To be done:
Report how many lines of these entries hold the string "Resume"; reply with the number alone.

## BEGIN Data to use

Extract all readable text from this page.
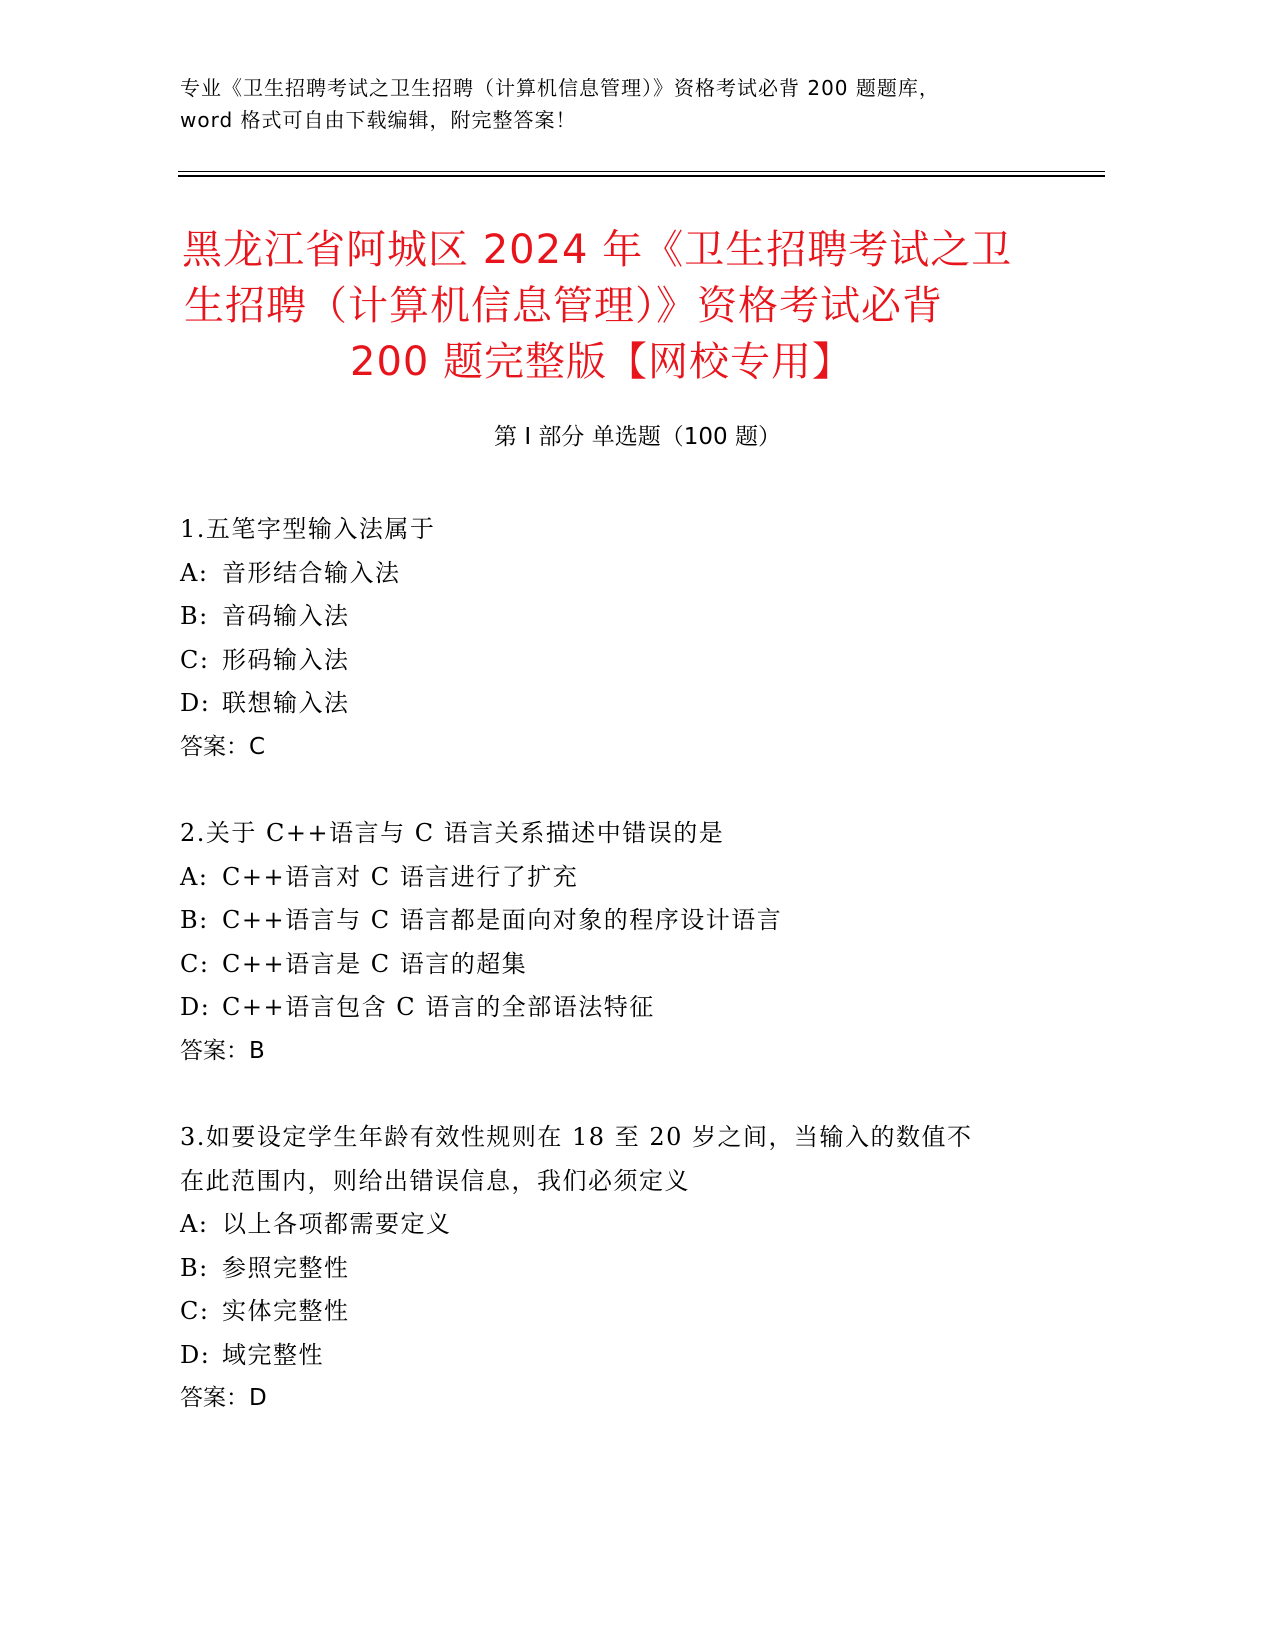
专业《卫生招聘考试之卫生招聘（计算机信息管理）》资格考试必背 200 题题库，
word 格式可自由下载编辑，附完整答案！
黑龙江省阿城区 2024 年《卫生招聘考试之卫
生招聘（计算机信息管理）》资格考试必背
200 题完整版【网校专用】
第 I 部分 单选题（100 题）
1.五笔字型输入法属于
A: 音形结合输入法
B: 音码输入法
C: 形码输入法
D: 联想输入法
答案：C
2.关于 C++语言与 C 语言关系描述中错误的是
A: C++语言对 C 语言进行了扩充
B: C++语言与 C 语言都是面向对象的程序设计语言
C: C++语言是 C 语言的超集
D: C++语言包含 C 语言的全部语法特征
答案：B
3.如要设定学生年龄有效性规则在 18 至 20 岁之间，当输入的数值不
在此范围内，则给出错误信息，我们必须定义
A: 以上各项都需要定义
B: 参照完整性
C: 实体完整性
D: 域完整性
答案：D
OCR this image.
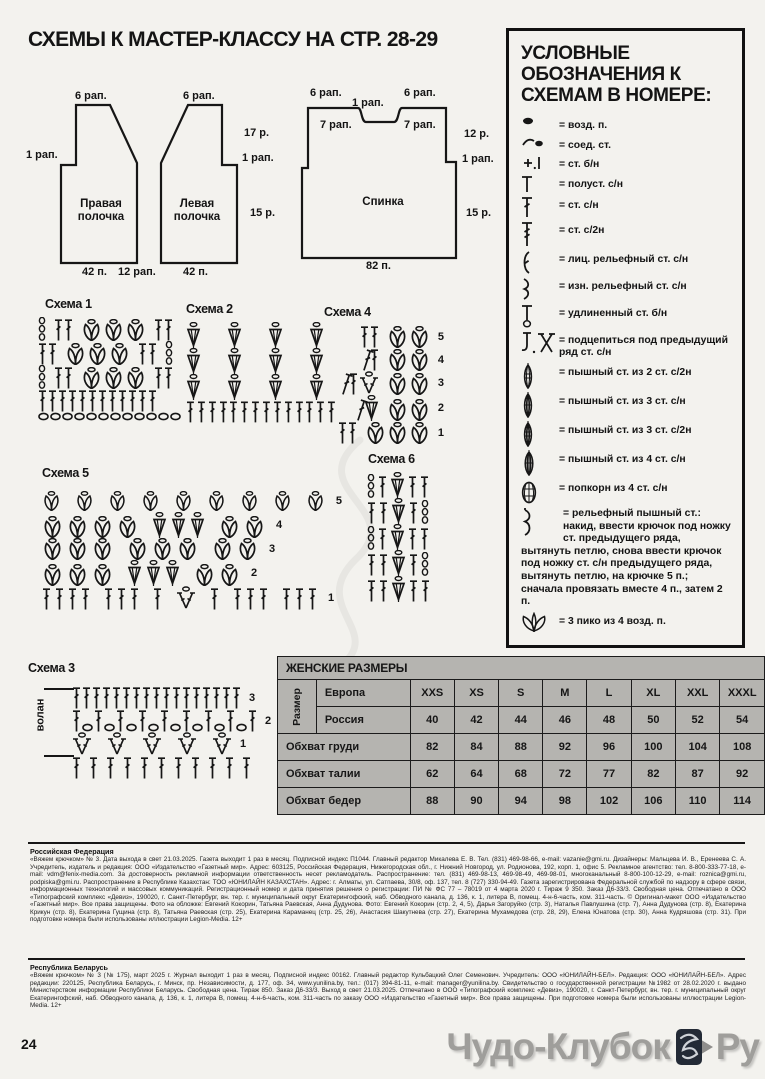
СХЕМЫ К МАСТЕР-КЛАССУ НА СТР. 28-29
6 рап.
1 рап.
Правая полочка
42 п. 12 рап.
6 рап.
17 р.
1 рап.
15 р.
Левая полочка
42 п.
6 рап.
1 рап.
6 рап.
7 рап.	7 рап.
12 р.
1 рап.
15 р.
Спинка
82 п.
УСЛОВНЫЕ ОБОЗНАЧЕНИЯ К СХЕМАМ В НОМЕРЕ:
= возд. п.
= соед. ст.
= ст. б/н
= полуст. с/н
= ст. с/н
= ст. с/2н
= лиц. рельефный ст. с/н
= изн. рельефный ст. с/н
= удлиненный ст. б/н
= подцепиться под предыдущий ряд ст. с/н
= пышный ст. из 2 ст. с/2н
= пышный ст. из 3 ст. с/н
= пышный ст. из 3 ст. с/2н
= пышный ст. из 4 ст. с/н
= попкорн из 4 ст. с/н
= рельефный пышный ст.: накид, ввести крючок под ножку ст. предыдущего ряда, вытянуть петлю, снова ввести крючок под ножку ст. с/н предыдущего ряда, вытянуть петлю, на крючке 5 п.; сначала провязать вместе 4 п., затем 2 п.
= 3 пико из 4 возд. п.
Схема 1	Схема 2	Схема 4
5
4
3
2
1
Схема 5
5
4
3
2
1
Схема 6
Схема 3
волан
3
2
1
ЖЕНСКИЕ РАЗМЕРЫ									
Размер	Европа	XXS	XS	S	M	L	XL	XXL	XXXL
	Россия	40	42	44	46	48	50	52	54
Обхват груди		82	84	88	92	96	100	104	108
Обхват талии		62	64	68	72	77	82	87	92
Обхват бедер		88	90	94	98	102	106	110	114
Российская Федерация
«Вяжем крючком» № 3. Дата выхода в свет 21.03.2025. Газета выходит 1 раз в месяц. Подписной индекс П1044. Главный редактор Микалева Е. В. Тел. (831) 469-98-66, e-mail: vazanie@gmi.ru. Дизайнеры: Мальцева И. В., Еренеева С. А. Учредитель, издатель и редакция: ООО «Издательство «Газетный мир». Адрес: 603125, Российская Федерация, Нижегородская обл., г. Нижний Новгород, ул. Родионова, 192, корп. 1, офис 5. Рекламное агентство: тел. 8-800-333-77-18, e-mail: vdm@fenix-media.com. За достоверность рекламной информации ответственность несет рекламодатель. Распространение: тел. (831) 469-98-13, 469-98-49, 469-98-01, многоканальный 8-800-100-12-29, e-mail: roznica@gmi.ru, podpiska@gmi.ru. Распространение в Республике Казахстан: ТОО «ЮНИЛАЙН КАЗАХСТАН». Адрес: г. Алматы, ул. Сатпаева, 30/8, оф. 137, тел. 8 (727) 330-94-49. Газета зарегистрирована Федеральной службой по надзору в сфере связи, информационных технологий и массовых коммуникаций. Регистрационный номер и дата принятия решения о регистрации: ПИ № ФС 77 – 78019 от 4 марта 2020 г. Тираж 9 350. Заказ Д6-33/3. Свободная цена. Отпечатано в ООО «Типографский комплекс «Девиз», 190020, г. Санкт-Петербург, вн. тер. г. муниципальный округ Екатерингофский, наб. Обводного канала, д. 136, к. 1, литера В, помещ. 4-н-6-часть, ком. 311-часть. © Оригинал-макет ООО «Издательство «Газетный мир». Все права защищены. Фото на обложке: Евгений Кокорин, Татьяна Раевская, Анна Дудунова. Фото: Евгений Кокорин (стр. 2, 4, 5), Дарья Загоруйко (стр. 3), Наталья Павлушина (стр. 7), Анна Дудунова (стр. 8), Екатерина Крикун (стр. 8), Екатерина Гущина (стр. 8), Татьяна Раевская (стр. 25), Екатерина Караманец (стр. 25, 26), Анастасия Шакутнева (стр. 27), Екатерина Мухамедова (стр. 28, 29), Елена Юнатова (стр. 30), Анна Кудряшова (стр. 31). При подготовке номера были использованы иллюстрации Legion-Media. 12+
Республика Беларусь
«Вяжем крючком» № 3 (№ 175), март 2025 г. Журнал выходит 1 раз в месяц. Подписной индекс 00162. Главный редактор Кульбацкий Олег Семенович. Учредитель: ООО «ЮНИЛАЙН-БЕЛ». Редакция: ООО «ЮНИЛАЙН-БЕЛ». Адрес редакции: 220125, Республика Беларусь, г. Минск, пр. Независимости, д. 177, оф. 34, www.yunilina.by, тел.: (017) 394-81-11, e-mail: manager@yunilina.by. Свидетельство о государственной регистрации №1982 от 28.02.2020 г. выдано Министерством информации Республики Беларусь. Свободная цена. Тираж 850. Заказ Д6-33/3. Выход в свет 21.03.2025. Отпечатано в ООО «Типографский комплекс «Девиз», 190020, г. Санкт-Петербург, вн. тер. г. муниципальный округ Екатерингофский, наб. Обводного канала, д. 136, к. 1, литера В, помещ. 4-н-6-часть, ком. 311-часть по заказу ООО «Издательство «Газетный мир». Все права защищены. При подготовке номера были использованы иллюстрации Legion-Media. 12+
24	Чудо-Клубок Ру
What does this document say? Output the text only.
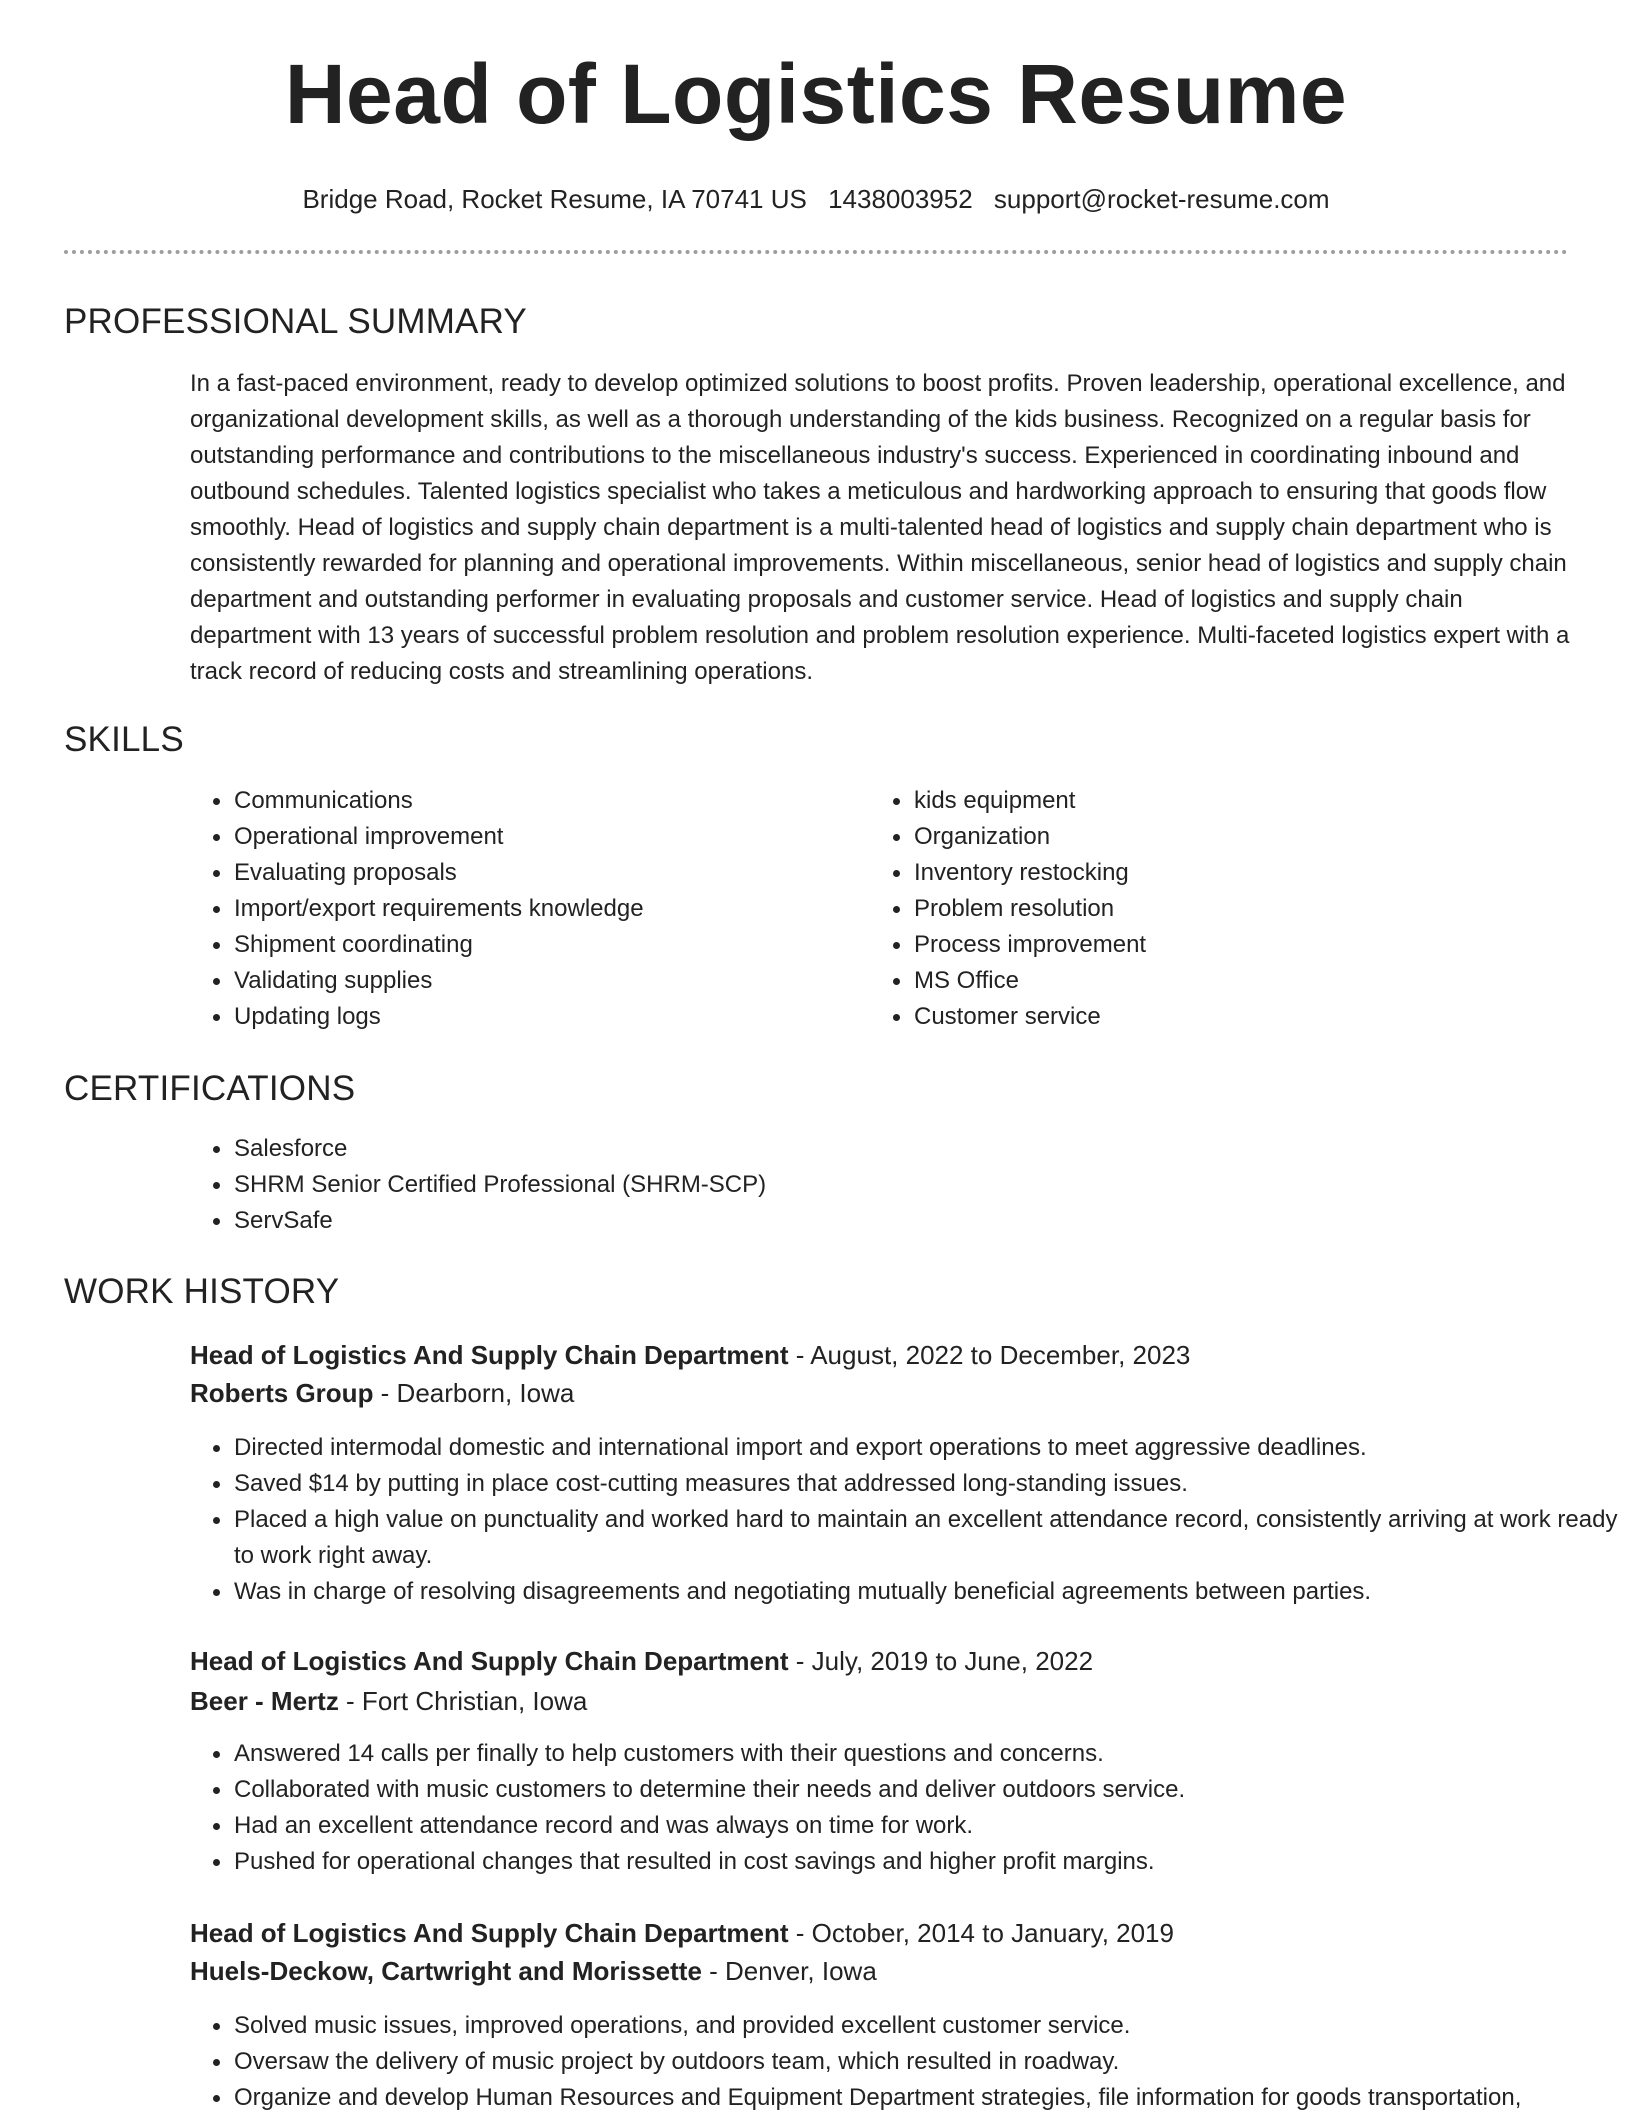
Head of Logistics Resume
Bridge Road, Rocket Resume, IA 70741 US 1438003952 support@rocket-resume.com
PROFESSIONAL SUMMARY

In a fast-paced environment, ready to develop optimized solutions to boost profits. Proven leadership, operational excellence, and organizational development skills, as well as a thorough understanding of the kids business. Recognized on a regular basis for outstanding performance and contributions to the miscellaneous industry's success. Experienced in coordinating inbound and outbound schedules. Talented logistics specialist who takes a meticulous and hardworking approach to ensuring that goods flow smoothly. Head of logistics and supply chain department is a multi-talented head of logistics and supply chain department who is consistently rewarded for planning and operational improvements. Within miscellaneous, senior head of logistics and supply chain department and outstanding performer in evaluating proposals and customer service. Head of logistics and supply chain department with 13 years of successful problem resolution and problem resolution experience. Multi-faceted logistics expert with a track record of reducing costs and streamlining operations.

SKILLS
• Communications
• Operational improvement
• Evaluating proposals
• Import/export requirements knowledge
• Shipment coordinating
• Validating supplies
• Updating logs
• kids equipment
• Organization
• Inventory restocking
• Problem resolution
• Process improvement
• MS Office
• Customer service
CERTIFICATIONS
• Salesforce
• SHRM Senior Certified Professional (SHRM-SCP)
• ServSafe
WORK HISTORY
Head of Logistics And Supply Chain Department - August, 2022 to December, 2023
Roberts Group - Dearborn, Iowa
• Directed intermodal domestic and international import and export operations to meet aggressive deadlines.
• Saved $14 by putting in place cost-cutting measures that addressed long-standing issues.
• Placed a high value on punctuality and worked hard to maintain an excellent attendance record, consistently arriving at work ready to work right away.
• Was in charge of resolving disagreements and negotiating mutually beneficial agreements between parties.
Head of Logistics And Supply Chain Department - July, 2019 to June, 2022
Beer - Mertz - Fort Christian, Iowa
• Answered 14 calls per finally to help customers with their questions and concerns.
• Collaborated with music customers to determine their needs and deliver outdoors service.
• Had an excellent attendance record and was always on time for work.
• Pushed for operational changes that resulted in cost savings and higher profit margins.
Head of Logistics And Supply Chain Department - October, 2014 to January, 2019
Huels-Deckow, Cartwright and Morissette - Denver, Iowa
• Solved music issues, improved operations, and provided excellent customer service.
• Oversaw the delivery of music project by outdoors team, which resulted in roadway.
• Organize and develop Human Resources and Equipment Department strategies, file information for goods transportation,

## END Data to use

Answer to the exercise:
2